# What is expected
Reproduce verbatim the lines from the one containing "series-1 <box>58 170 439 332</box>" through the one containing "legend-marker <box>328 234 340 246</box>", including both of those lines.

# Material provided
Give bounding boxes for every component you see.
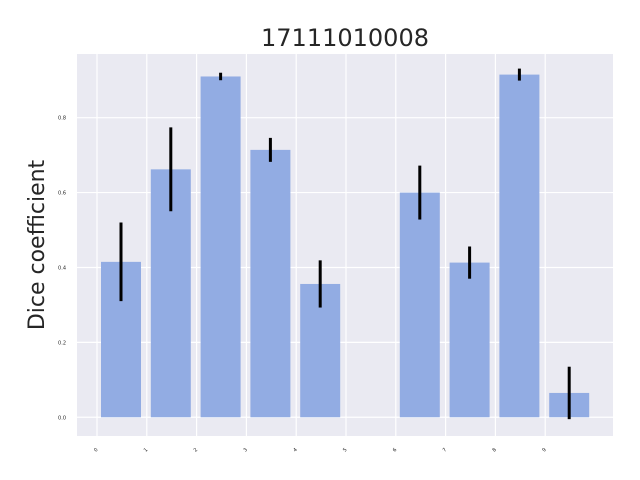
y-tick-label: 0.6 (58, 191, 66, 197)
x-tick-label: 2 (193, 447, 199, 453)
x-tick-label: 1 (143, 447, 149, 453)
x-tick-label: 0 (93, 447, 99, 453)
chart-title: 17111010008 (261, 24, 429, 52)
bar (200, 76, 241, 418)
y-tick-label: 0.8 (58, 116, 66, 122)
bar (250, 149, 291, 418)
x-tick-label: 3 (242, 447, 248, 453)
x-tick-label: 4 (292, 447, 298, 453)
x-tick-label: 5 (342, 447, 348, 453)
bar (399, 192, 440, 418)
y-tick-labels: 0.0 0.2 0.4 0.6 0.8 (58, 116, 66, 422)
y-tick-label: 0.2 (58, 340, 66, 346)
y-tick-label: 0.0 (58, 415, 66, 421)
bar (449, 262, 490, 418)
bars (101, 74, 590, 418)
x-tick-label: 7 (442, 447, 448, 453)
error-bars (119, 68, 571, 420)
x-tick-label: 8 (491, 447, 497, 453)
bar (499, 74, 540, 418)
y-tick-label: 0.4 (58, 265, 66, 271)
x-tick-label: 9 (541, 447, 547, 453)
x-tick-label: 6 (392, 447, 398, 453)
x-tick-labels: 0 1 2 3 4 5 6 7 8 9 (93, 447, 548, 453)
y-axis-label: Dice coefficient (25, 159, 50, 330)
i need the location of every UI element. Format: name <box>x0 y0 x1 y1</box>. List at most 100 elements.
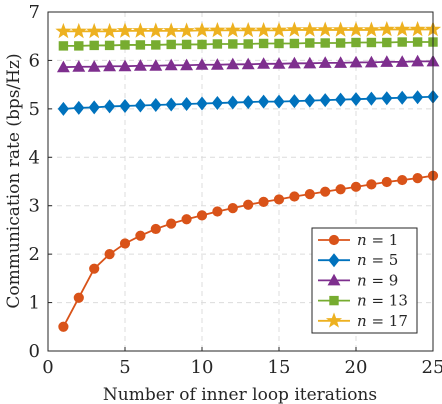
series-1 <box>58 170 439 332</box>
legend-variable: n <box>357 251 367 269</box>
data-point <box>135 40 146 50</box>
data-point <box>366 179 377 190</box>
data-point <box>304 93 316 108</box>
data-point <box>257 57 271 69</box>
legend-marker <box>327 273 341 286</box>
data-point <box>305 38 315 48</box>
data-point <box>103 99 116 114</box>
data-point <box>409 20 426 37</box>
data-point <box>334 92 347 107</box>
data-point <box>181 214 192 225</box>
data-point <box>196 96 208 111</box>
data-point <box>301 21 318 37</box>
legend-value: = 13 <box>367 292 408 310</box>
data-point <box>334 56 348 68</box>
data-point <box>365 91 378 106</box>
series-3 <box>56 54 440 73</box>
legend-label: n = 9 <box>357 271 398 289</box>
data-point <box>227 95 239 110</box>
data-point <box>258 38 269 49</box>
data-point <box>197 39 207 50</box>
legend-marker <box>328 234 340 246</box>
legend: n = 1n = 5n = 9n = 13n = 17 <box>311 227 418 334</box>
data-point <box>412 173 423 184</box>
data-point <box>243 199 254 210</box>
data-point <box>286 21 303 37</box>
data-point <box>257 94 270 109</box>
y-tick-label: 4 <box>29 147 40 168</box>
data-point <box>347 21 365 37</box>
data-point <box>273 194 285 205</box>
y-axis-title: Communication rate (bps/Hz) <box>4 53 24 308</box>
data-point <box>273 94 285 109</box>
data-point <box>396 90 408 105</box>
legend-value: = 5 <box>367 251 399 269</box>
data-point <box>149 59 163 71</box>
legend-item: n = 5 <box>318 251 398 269</box>
x-tick-label: 20 <box>345 357 368 378</box>
data-point <box>318 56 332 68</box>
y-tick-label: 2 <box>29 244 40 265</box>
data-point <box>56 60 70 73</box>
data-point <box>73 292 84 303</box>
y-tick-label: 0 <box>29 341 40 362</box>
data-point <box>228 39 238 49</box>
data-point <box>163 22 180 38</box>
data-point <box>395 55 409 67</box>
legend-marker <box>325 312 343 328</box>
data-point <box>335 38 346 48</box>
data-point <box>270 21 288 38</box>
data-point <box>378 20 395 37</box>
series-layer <box>55 20 442 332</box>
data-point <box>70 22 87 39</box>
data-point <box>258 196 269 207</box>
data-point <box>350 92 362 107</box>
data-point <box>166 218 177 229</box>
data-point <box>209 21 226 38</box>
x-tick-label: 0 <box>42 357 53 378</box>
legend-label: n = 13 <box>357 292 408 310</box>
data-point <box>381 176 392 188</box>
data-point <box>147 22 164 38</box>
data-point <box>89 263 100 274</box>
data-point <box>364 55 378 68</box>
axis-ticks: 0 5 10 15 20 25 0 1 2 3 4 5 6 7 <box>29 2 442 378</box>
data-point <box>118 59 132 72</box>
data-point <box>193 21 211 38</box>
x-tick-label: 25 <box>422 357 442 378</box>
data-point <box>272 57 286 69</box>
data-point <box>164 58 178 71</box>
data-point <box>133 59 147 71</box>
data-point <box>211 96 224 111</box>
data-point <box>335 184 346 195</box>
series-2 <box>57 89 439 116</box>
data-point <box>242 95 254 110</box>
legend-item: n = 13 <box>318 292 408 310</box>
y-tick-label: 1 <box>29 293 40 314</box>
data-point <box>317 21 334 37</box>
y-tick-label: 3 <box>29 196 40 217</box>
data-point <box>320 186 331 197</box>
data-point <box>72 60 86 72</box>
data-point <box>212 39 223 49</box>
legend-item: n = 9 <box>318 271 398 289</box>
data-point <box>397 174 408 186</box>
y-tick-label: 6 <box>29 50 40 71</box>
data-point <box>394 20 411 37</box>
data-point <box>351 37 361 48</box>
data-point <box>180 97 193 112</box>
legend-item: n = 1 <box>318 231 398 249</box>
data-point <box>320 38 330 48</box>
data-point <box>243 39 253 49</box>
data-point <box>134 98 147 113</box>
data-point <box>412 37 423 47</box>
data-point <box>89 40 99 51</box>
data-point <box>397 37 407 47</box>
data-point <box>132 22 149 38</box>
y-tick-label: 7 <box>29 2 40 23</box>
legend-variable: n <box>357 271 367 289</box>
data-point <box>227 203 238 214</box>
legend-marker <box>328 253 340 268</box>
data-point <box>196 210 208 221</box>
x-tick-label: 15 <box>268 357 291 378</box>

# Exercise output
series-1 <box>58 170 439 332</box>
legend-variable: n <box>357 251 367 269</box>
data-point <box>135 40 146 50</box>
data-point <box>366 179 377 190</box>
data-point <box>304 93 316 108</box>
data-point <box>257 57 271 69</box>
legend-marker <box>327 273 341 286</box>
data-point <box>305 38 315 48</box>
data-point <box>103 99 116 114</box>
data-point <box>409 20 426 37</box>
data-point <box>334 92 347 107</box>
data-point <box>181 214 192 225</box>
data-point <box>196 96 208 111</box>
data-point <box>301 21 318 37</box>
legend-value: = 13 <box>367 292 408 310</box>
data-point <box>334 56 348 68</box>
data-point <box>365 91 378 106</box>
series-3 <box>56 54 440 73</box>
legend-label: n = 9 <box>357 271 398 289</box>
data-point <box>227 95 239 110</box>
data-point <box>258 38 269 49</box>
data-point <box>197 39 207 50</box>
legend-marker <box>328 234 340 246</box>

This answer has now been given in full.